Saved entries

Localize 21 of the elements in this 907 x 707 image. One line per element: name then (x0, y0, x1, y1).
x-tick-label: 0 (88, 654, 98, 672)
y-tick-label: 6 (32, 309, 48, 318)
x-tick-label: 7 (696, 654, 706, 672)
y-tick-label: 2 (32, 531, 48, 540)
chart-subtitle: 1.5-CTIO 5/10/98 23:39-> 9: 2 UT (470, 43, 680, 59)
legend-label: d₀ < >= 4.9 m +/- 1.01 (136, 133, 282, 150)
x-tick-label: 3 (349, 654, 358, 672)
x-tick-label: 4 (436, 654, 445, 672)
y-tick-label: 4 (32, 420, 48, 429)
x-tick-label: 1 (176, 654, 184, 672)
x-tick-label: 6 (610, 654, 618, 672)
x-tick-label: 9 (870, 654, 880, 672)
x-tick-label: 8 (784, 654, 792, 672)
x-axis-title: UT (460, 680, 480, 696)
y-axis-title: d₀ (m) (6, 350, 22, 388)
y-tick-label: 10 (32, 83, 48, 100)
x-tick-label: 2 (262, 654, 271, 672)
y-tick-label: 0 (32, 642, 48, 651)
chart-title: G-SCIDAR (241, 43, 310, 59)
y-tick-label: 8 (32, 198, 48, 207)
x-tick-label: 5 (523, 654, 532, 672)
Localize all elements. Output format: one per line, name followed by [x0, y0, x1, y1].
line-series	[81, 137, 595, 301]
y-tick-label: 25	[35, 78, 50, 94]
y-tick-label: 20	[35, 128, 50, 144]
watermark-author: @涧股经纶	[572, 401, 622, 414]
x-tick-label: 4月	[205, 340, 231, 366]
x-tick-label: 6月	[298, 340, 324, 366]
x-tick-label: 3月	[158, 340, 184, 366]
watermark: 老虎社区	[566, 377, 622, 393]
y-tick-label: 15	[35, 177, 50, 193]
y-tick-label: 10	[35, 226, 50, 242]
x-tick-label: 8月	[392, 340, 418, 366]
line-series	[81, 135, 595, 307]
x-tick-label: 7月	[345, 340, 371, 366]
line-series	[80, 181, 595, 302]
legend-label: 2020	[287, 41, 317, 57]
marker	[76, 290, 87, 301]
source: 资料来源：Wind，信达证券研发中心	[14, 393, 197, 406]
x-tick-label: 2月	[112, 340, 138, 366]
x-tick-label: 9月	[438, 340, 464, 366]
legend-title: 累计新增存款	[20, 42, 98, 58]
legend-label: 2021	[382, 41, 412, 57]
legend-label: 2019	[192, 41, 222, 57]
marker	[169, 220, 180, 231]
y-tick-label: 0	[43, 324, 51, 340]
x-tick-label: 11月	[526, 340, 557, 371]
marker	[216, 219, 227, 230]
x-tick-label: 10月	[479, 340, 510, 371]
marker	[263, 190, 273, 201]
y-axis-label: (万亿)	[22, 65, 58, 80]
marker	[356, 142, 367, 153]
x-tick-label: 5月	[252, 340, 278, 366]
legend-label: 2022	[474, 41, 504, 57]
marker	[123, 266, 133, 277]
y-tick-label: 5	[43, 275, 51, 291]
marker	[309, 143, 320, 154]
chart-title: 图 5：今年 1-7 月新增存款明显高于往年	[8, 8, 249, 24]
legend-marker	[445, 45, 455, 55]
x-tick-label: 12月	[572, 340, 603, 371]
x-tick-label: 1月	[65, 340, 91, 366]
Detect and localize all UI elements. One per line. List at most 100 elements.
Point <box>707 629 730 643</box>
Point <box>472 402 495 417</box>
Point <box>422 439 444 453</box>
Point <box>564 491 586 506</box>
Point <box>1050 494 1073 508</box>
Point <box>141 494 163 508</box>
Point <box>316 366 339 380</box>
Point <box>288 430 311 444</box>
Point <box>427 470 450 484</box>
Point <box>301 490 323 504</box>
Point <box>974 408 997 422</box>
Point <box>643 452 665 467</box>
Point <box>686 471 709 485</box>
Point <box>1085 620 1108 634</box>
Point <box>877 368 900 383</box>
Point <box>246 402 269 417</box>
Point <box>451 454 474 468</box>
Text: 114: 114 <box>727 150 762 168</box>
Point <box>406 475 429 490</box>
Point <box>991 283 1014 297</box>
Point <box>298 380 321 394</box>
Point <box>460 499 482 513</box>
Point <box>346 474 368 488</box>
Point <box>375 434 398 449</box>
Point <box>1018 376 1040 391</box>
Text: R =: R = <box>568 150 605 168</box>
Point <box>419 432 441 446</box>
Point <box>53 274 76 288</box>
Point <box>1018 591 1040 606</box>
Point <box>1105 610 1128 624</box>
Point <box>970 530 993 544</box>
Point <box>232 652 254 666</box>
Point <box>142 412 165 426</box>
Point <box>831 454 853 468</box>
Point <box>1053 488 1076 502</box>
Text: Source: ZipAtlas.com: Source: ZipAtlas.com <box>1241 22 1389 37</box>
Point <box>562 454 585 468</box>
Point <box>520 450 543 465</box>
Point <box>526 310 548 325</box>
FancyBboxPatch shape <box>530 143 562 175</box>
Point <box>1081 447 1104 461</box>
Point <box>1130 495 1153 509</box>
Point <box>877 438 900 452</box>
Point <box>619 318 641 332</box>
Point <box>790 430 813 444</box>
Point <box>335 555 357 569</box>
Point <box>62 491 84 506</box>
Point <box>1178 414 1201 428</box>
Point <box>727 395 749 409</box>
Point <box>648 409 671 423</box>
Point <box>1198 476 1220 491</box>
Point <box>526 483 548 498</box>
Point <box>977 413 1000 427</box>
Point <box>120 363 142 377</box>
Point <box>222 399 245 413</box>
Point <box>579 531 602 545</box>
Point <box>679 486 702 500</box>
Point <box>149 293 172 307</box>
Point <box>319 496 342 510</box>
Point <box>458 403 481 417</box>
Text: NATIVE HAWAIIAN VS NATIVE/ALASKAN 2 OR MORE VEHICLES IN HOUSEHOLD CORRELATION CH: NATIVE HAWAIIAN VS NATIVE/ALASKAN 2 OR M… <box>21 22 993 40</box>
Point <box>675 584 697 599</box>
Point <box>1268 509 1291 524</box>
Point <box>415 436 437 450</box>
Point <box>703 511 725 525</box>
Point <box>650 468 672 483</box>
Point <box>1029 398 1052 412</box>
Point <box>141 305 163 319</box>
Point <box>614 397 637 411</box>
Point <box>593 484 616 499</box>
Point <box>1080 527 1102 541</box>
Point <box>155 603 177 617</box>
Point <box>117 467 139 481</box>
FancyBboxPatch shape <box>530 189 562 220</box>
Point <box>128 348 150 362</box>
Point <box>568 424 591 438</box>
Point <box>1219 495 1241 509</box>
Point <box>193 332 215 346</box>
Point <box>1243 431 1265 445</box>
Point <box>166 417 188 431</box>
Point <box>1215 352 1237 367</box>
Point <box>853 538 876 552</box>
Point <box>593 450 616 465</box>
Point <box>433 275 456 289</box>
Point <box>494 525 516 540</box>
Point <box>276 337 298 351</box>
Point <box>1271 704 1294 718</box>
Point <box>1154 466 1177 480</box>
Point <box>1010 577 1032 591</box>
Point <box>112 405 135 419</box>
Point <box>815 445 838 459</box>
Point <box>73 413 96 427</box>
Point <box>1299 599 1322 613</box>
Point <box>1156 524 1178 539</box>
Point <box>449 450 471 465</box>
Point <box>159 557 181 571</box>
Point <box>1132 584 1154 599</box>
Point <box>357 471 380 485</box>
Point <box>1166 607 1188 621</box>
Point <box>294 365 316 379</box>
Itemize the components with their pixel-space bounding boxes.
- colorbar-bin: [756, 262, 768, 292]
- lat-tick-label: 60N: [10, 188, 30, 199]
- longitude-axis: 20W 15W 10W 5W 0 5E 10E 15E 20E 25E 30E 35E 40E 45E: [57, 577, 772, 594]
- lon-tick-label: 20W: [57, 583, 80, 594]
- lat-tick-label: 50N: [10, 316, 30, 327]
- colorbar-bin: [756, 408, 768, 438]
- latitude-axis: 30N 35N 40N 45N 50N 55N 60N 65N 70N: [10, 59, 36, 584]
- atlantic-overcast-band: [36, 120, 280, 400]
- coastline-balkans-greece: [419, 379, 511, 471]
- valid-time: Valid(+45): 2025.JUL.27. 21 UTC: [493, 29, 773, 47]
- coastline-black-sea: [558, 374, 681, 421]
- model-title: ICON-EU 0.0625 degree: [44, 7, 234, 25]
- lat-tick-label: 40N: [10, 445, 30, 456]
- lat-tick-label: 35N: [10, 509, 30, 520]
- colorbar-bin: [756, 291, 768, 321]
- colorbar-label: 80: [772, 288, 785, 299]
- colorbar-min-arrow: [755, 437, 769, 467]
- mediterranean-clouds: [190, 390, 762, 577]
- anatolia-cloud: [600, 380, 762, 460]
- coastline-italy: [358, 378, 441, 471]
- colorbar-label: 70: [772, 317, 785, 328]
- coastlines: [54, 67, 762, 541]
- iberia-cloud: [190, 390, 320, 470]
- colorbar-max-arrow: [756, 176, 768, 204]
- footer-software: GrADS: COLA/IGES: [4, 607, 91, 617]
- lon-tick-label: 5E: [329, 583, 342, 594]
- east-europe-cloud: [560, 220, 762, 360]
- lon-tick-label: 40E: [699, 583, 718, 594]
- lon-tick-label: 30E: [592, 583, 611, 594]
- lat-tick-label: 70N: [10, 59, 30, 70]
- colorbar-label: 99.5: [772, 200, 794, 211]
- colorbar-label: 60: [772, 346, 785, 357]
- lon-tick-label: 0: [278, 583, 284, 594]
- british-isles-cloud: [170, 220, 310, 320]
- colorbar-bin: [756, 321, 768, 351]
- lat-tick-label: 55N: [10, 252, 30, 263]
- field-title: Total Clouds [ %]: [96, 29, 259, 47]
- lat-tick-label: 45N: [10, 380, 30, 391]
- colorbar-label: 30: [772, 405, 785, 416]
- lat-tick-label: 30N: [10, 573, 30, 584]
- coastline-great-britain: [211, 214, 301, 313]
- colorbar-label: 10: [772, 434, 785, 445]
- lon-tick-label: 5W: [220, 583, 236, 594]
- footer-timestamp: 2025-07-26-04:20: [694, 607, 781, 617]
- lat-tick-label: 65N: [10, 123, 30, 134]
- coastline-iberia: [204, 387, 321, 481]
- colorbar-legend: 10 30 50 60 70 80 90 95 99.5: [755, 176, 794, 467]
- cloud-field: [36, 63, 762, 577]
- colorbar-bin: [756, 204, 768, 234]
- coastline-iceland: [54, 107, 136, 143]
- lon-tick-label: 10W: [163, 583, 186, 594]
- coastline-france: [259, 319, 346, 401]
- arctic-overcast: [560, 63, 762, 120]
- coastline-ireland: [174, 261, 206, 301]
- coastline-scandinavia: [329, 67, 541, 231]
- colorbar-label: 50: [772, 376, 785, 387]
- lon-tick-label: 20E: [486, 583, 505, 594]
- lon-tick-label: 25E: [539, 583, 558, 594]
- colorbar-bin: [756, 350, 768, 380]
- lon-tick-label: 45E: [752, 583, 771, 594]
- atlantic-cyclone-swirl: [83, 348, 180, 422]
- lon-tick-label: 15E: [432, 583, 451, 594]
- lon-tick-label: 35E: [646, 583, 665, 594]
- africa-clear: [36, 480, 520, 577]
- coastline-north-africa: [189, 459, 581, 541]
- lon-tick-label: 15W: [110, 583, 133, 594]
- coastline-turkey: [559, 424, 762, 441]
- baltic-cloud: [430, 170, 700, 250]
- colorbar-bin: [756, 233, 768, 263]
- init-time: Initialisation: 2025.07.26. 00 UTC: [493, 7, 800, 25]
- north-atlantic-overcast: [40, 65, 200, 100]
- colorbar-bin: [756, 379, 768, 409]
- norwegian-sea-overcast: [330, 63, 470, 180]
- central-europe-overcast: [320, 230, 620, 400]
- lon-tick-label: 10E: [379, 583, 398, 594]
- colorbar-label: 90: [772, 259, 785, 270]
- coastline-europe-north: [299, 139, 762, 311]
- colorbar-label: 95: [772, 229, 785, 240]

■ **INSTRUCTION**:
Turn the data from the first line through the line with "x-tick-label: 4 (436, 654, 445, 672)" into a Markdown table with the columns Row and Data line, leaving out any blank lines.

■ **ANSWER TO THE PROBLEM**:
| Row | Data line |
|---|---|
| 1 | Localize 21 of the elements in this 907 x 707 image. One line per element: name then (x0, y0, x1, y1). |
| 2 | x-tick-label: 0 (88, 654, 98, 672) |
| 3 | y-tick-label: 6 (32, 309, 48, 318) |
| 4 | x-tick-label: 7 (696, 654, 706, 672) |
| 5 | y-tick-label: 2 (32, 531, 48, 540) |
| 6 | chart-subtitle: 1.5-CTIO 5/10/98 23:39-> 9: 2 UT (470, 43, 680, 59) |
| 7 | legend-label: d₀ < >= 4.9 m +/- 1.01 (136, 133, 282, 150) |
| 8 | x-tick-label: 3 (349, 654, 358, 672) |
| 9 | x-tick-label: 4 (436, 654, 445, 672) |